-------- Data shown

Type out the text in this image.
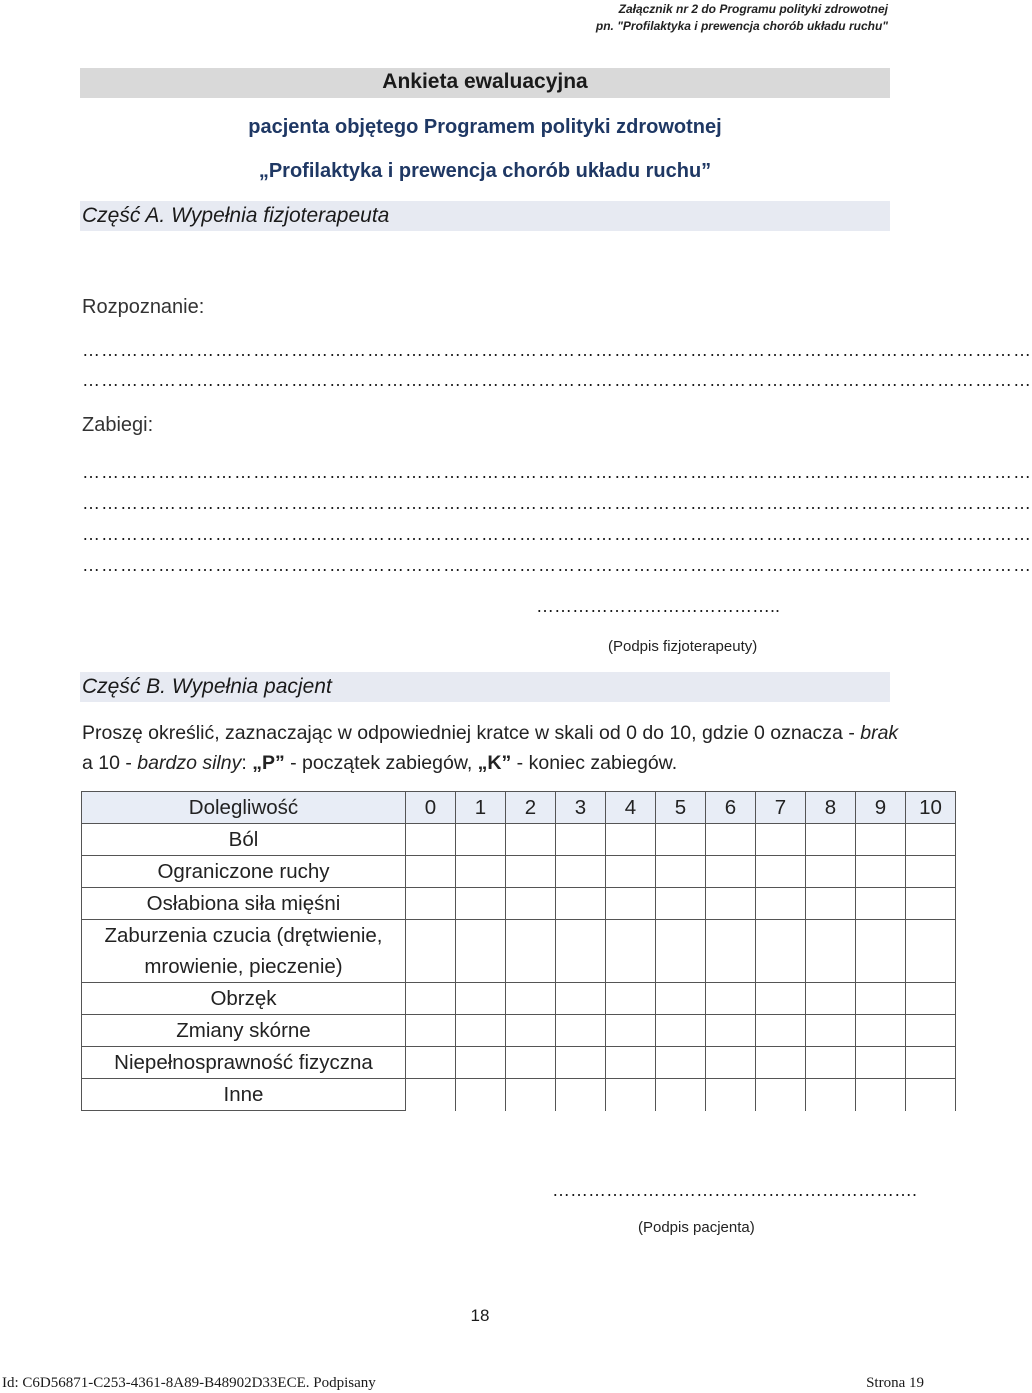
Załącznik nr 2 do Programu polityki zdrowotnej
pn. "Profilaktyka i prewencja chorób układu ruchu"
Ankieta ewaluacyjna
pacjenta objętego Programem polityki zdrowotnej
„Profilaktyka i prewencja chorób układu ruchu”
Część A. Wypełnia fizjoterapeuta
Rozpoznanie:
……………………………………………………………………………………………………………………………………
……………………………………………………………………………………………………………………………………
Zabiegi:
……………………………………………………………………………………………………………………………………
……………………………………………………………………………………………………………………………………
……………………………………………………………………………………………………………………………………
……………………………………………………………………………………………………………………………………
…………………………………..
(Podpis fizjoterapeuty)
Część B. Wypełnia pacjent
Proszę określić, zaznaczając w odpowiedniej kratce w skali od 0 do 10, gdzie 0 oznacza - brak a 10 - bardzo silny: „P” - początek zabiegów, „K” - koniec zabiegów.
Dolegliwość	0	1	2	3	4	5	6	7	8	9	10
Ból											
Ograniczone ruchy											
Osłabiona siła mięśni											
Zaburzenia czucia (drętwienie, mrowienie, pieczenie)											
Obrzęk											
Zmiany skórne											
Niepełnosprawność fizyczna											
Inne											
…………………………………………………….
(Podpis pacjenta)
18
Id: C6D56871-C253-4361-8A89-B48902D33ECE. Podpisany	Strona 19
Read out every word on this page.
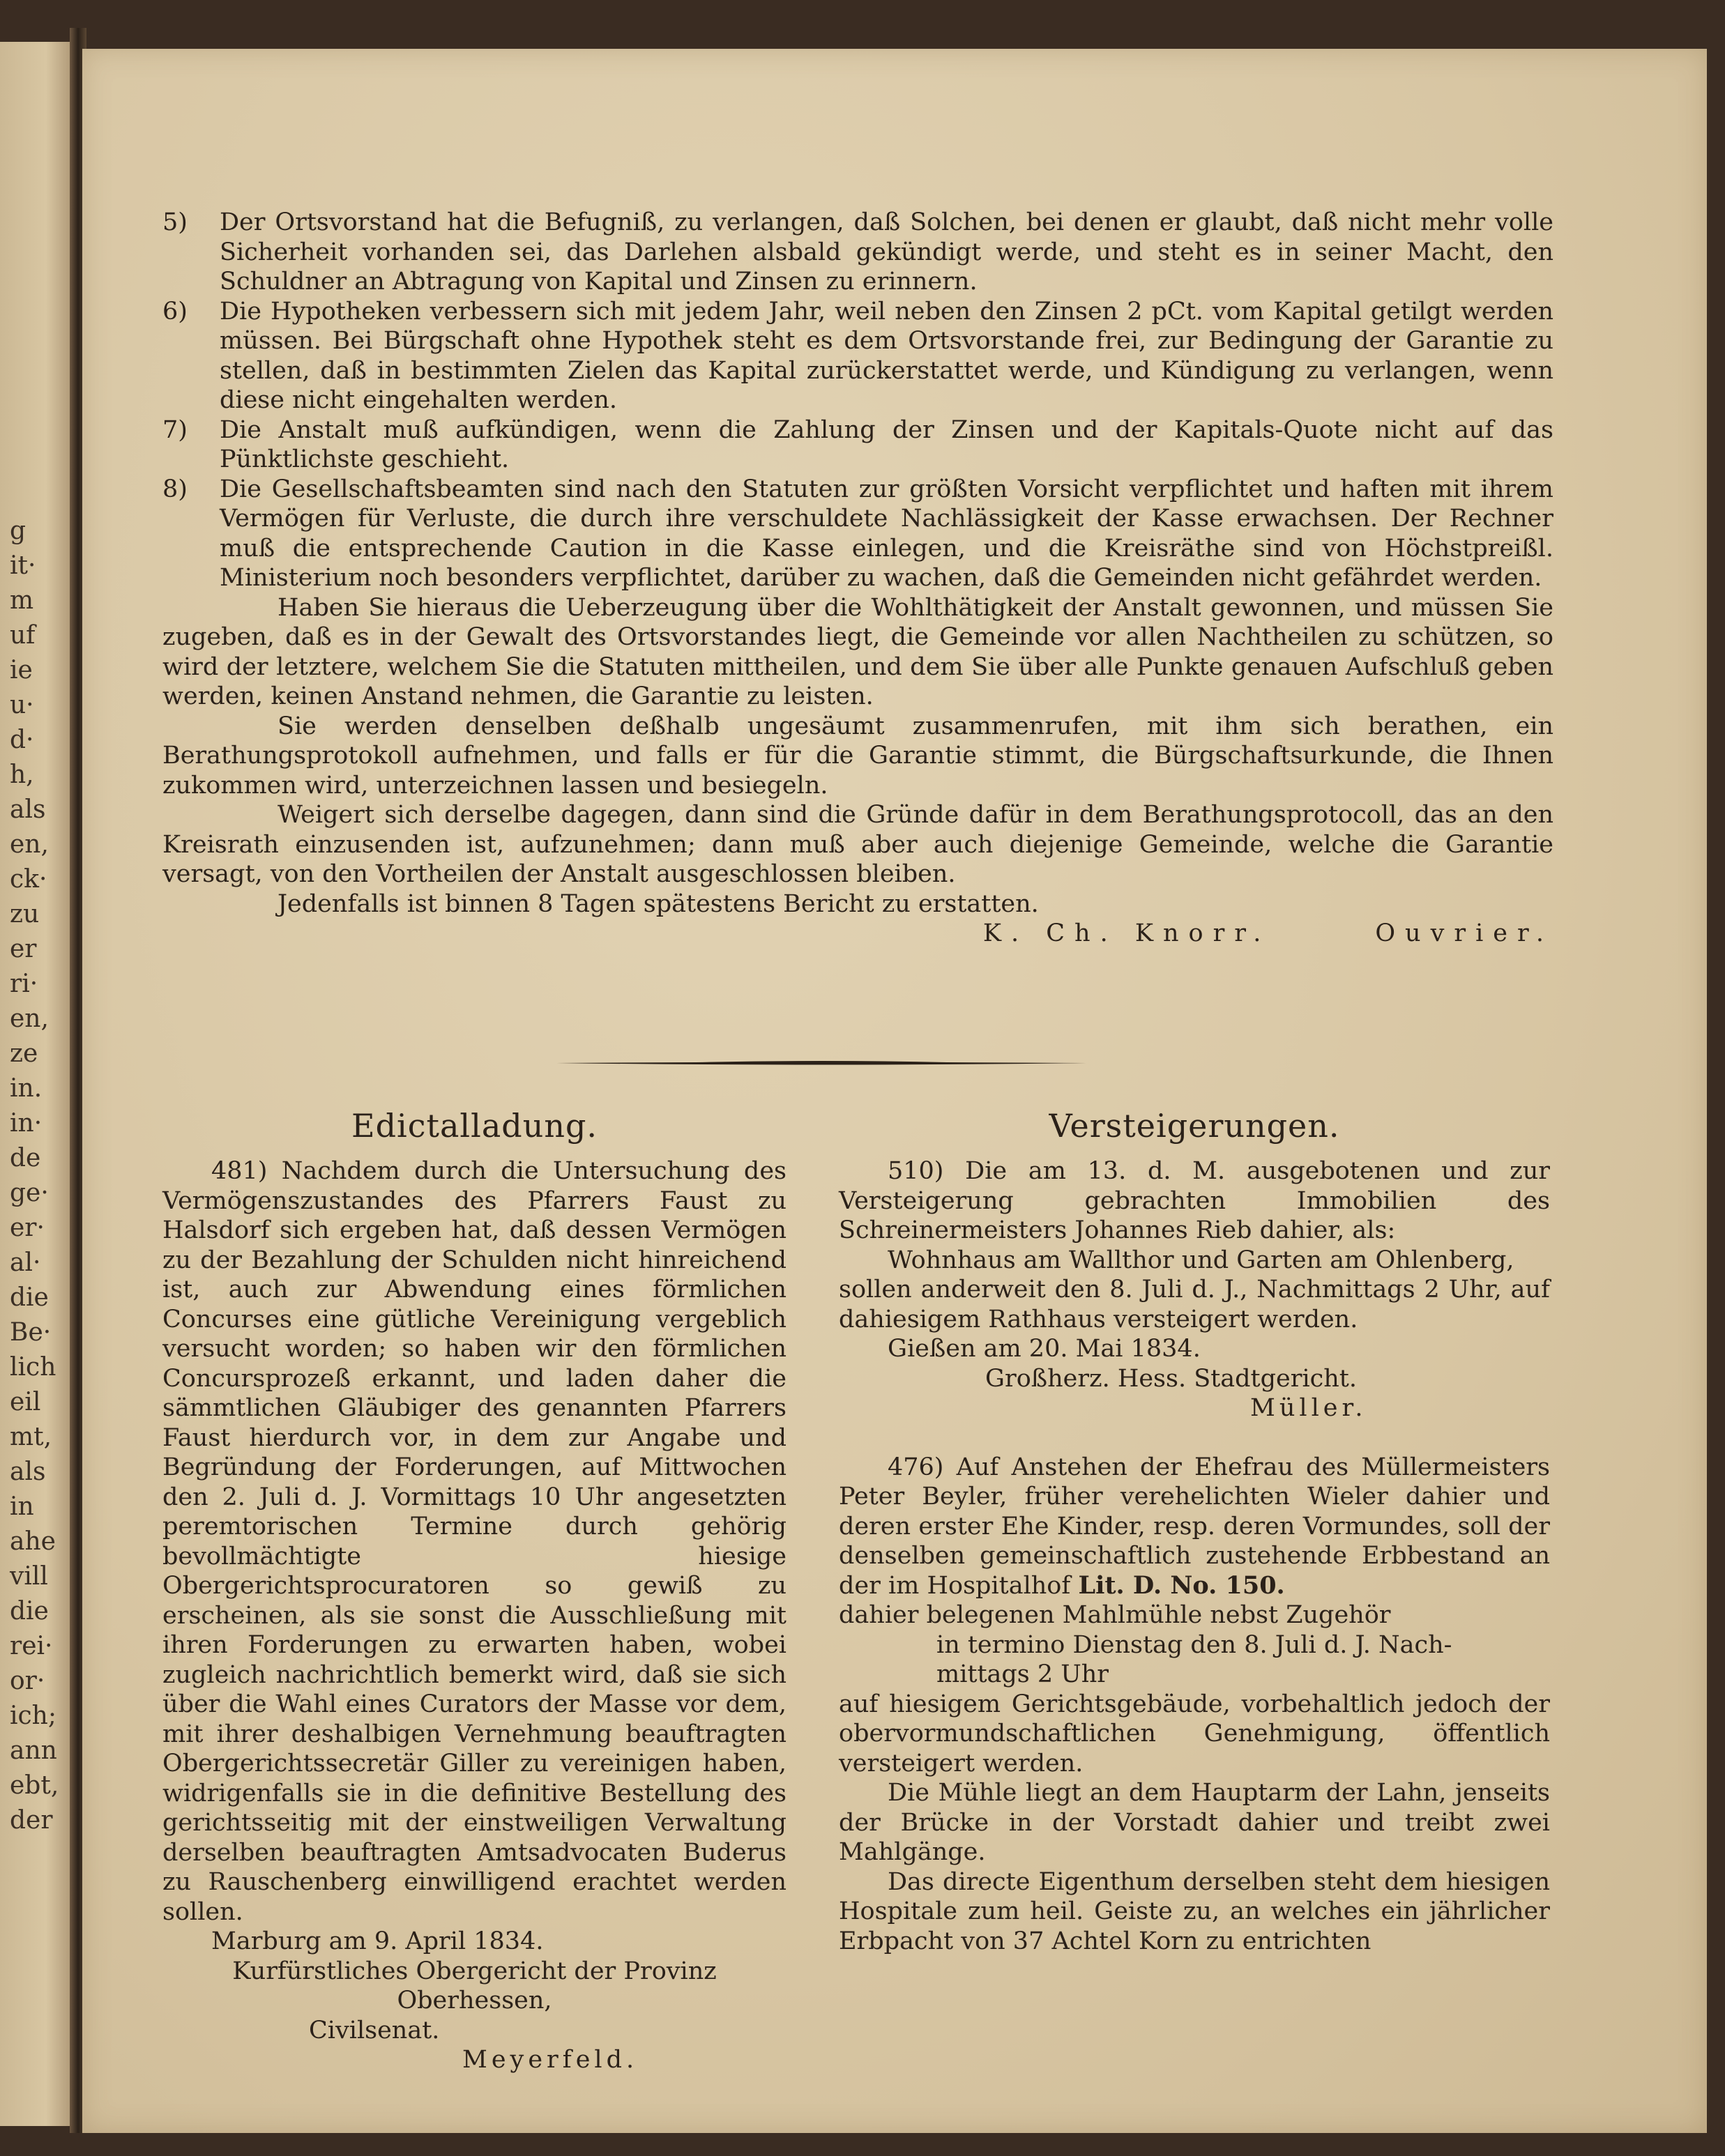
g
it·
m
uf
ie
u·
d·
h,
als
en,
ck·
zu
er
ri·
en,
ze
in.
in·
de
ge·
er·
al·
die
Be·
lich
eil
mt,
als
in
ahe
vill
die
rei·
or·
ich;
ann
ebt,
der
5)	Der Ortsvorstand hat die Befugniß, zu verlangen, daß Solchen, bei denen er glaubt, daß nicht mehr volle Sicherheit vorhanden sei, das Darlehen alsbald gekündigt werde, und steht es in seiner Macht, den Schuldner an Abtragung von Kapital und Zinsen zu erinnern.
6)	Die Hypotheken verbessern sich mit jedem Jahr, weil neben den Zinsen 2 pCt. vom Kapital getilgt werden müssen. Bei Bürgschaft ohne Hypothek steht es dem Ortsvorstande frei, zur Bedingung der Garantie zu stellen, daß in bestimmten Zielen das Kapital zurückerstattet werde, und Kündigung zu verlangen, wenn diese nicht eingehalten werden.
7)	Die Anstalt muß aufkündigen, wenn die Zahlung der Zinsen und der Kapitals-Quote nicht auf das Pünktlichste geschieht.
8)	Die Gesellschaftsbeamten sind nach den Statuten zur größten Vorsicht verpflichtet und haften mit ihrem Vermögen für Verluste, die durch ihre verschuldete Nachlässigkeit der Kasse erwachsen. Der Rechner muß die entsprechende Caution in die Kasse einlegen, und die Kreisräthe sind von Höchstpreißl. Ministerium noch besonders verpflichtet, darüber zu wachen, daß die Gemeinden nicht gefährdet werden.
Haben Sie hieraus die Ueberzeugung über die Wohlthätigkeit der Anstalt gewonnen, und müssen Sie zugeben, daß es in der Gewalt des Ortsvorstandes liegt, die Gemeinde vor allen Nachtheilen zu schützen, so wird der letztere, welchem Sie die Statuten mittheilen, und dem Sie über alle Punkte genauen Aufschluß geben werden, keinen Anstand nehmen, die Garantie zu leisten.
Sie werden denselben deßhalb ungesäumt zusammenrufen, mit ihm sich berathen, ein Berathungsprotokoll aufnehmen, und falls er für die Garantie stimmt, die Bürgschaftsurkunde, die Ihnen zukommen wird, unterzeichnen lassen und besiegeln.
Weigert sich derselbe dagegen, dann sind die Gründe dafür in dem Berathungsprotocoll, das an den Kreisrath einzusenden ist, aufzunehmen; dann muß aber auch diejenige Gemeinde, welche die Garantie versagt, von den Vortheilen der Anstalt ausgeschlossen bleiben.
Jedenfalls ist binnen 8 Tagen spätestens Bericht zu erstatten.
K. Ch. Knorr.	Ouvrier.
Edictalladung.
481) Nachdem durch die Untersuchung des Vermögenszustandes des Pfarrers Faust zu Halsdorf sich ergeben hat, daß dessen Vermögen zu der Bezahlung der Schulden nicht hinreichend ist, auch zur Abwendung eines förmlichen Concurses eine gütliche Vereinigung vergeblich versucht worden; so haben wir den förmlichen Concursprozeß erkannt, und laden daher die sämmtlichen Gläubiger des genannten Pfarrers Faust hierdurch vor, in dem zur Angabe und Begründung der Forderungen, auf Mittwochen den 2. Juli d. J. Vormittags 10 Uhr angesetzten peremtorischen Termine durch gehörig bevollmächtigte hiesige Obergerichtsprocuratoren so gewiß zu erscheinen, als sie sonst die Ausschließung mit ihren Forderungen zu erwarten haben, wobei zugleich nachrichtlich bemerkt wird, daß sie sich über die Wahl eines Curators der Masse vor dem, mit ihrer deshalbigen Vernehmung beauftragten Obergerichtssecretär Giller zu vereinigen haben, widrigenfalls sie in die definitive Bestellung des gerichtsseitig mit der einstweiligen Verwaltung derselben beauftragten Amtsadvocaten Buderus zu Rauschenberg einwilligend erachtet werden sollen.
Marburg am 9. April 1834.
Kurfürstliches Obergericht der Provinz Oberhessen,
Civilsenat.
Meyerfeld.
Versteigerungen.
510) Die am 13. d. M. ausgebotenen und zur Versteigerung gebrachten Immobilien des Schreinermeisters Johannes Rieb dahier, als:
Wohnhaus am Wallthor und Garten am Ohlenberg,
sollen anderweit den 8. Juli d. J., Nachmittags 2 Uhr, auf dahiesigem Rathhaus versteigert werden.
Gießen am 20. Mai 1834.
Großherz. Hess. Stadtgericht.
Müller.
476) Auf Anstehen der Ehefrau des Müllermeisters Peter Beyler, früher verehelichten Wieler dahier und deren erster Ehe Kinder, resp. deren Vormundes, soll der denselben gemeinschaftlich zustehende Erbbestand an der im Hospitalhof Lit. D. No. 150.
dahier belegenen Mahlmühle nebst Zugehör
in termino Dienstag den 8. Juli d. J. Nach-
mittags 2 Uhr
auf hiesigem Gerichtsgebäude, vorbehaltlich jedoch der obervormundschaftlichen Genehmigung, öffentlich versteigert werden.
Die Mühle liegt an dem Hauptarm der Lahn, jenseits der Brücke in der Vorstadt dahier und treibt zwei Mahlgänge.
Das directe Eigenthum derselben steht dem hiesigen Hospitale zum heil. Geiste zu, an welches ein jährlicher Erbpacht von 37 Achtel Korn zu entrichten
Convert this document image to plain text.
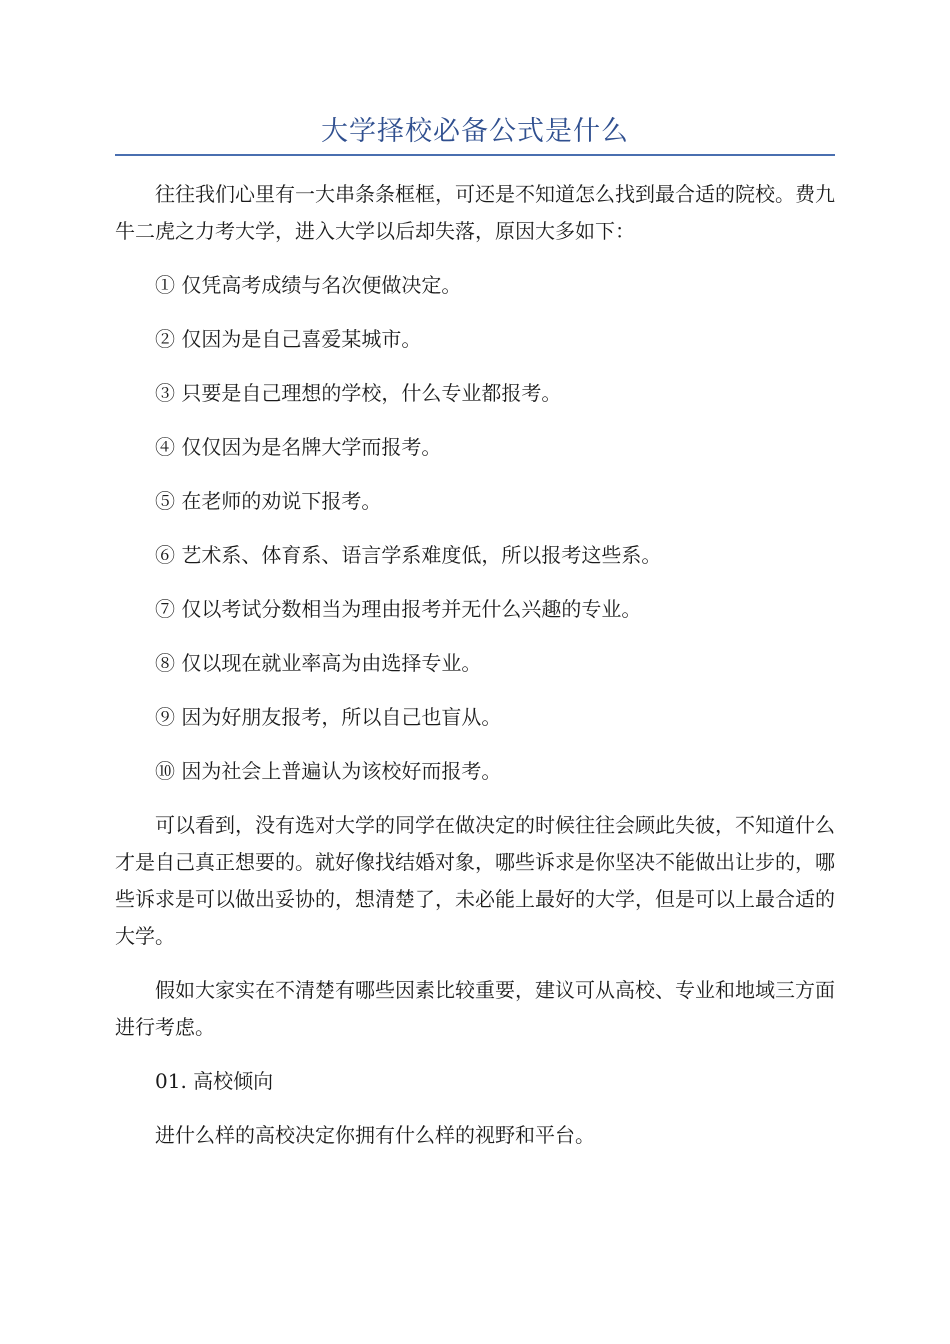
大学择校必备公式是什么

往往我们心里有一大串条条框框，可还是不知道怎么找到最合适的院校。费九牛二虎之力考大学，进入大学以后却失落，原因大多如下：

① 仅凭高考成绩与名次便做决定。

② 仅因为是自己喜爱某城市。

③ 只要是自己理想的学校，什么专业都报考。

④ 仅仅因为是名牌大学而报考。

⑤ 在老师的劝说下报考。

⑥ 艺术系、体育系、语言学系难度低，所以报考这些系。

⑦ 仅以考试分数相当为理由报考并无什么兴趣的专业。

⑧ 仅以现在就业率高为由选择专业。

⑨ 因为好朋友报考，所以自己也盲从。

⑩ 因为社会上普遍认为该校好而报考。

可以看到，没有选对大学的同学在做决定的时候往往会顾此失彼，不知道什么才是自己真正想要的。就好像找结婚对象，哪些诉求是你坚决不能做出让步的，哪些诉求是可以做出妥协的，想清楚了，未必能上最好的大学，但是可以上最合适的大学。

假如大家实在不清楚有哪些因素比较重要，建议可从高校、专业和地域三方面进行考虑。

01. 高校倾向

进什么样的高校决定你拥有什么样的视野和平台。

----------------

Exactly reproduce the lines beginning at the one that contains "Convert this document image to plain text." and ending at the final line of the material, with the pictures left out.

### [Solution to this exercise]
Convert this document image to plain text.
大学择校必备公式是什么

往往我们心里有一大串条条框框，可还是不知道怎么找到最合适的院校。费九牛二虎之力考大学，进入大学以后却失落，原因大多如下：

① 仅凭高考成绩与名次便做决定。

② 仅因为是自己喜爱某城市。

③ 只要是自己理想的学校，什么专业都报考。

④ 仅仅因为是名牌大学而报考。

⑤ 在老师的劝说下报考。

⑥ 艺术系、体育系、语言学系难度低，所以报考这些系。

⑦ 仅以考试分数相当为理由报考并无什么兴趣的专业。

⑧ 仅以现在就业率高为由选择专业。

⑨ 因为好朋友报考，所以自己也盲从。

⑩ 因为社会上普遍认为该校好而报考。

可以看到，没有选对大学的同学在做决定的时候往往会顾此失彼，不知道什么才是自己真正想要的。就好像找结婚对象，哪些诉求是你坚决不能做出让步的，哪些诉求是可以做出妥协的，想清楚了，未必能上最好的大学，但是可以上最合适的大学。

假如大家实在不清楚有哪些因素比较重要，建议可从高校、专业和地域三方面进行考虑。

01. 高校倾向

进什么样的高校决定你拥有什么样的视野和平台。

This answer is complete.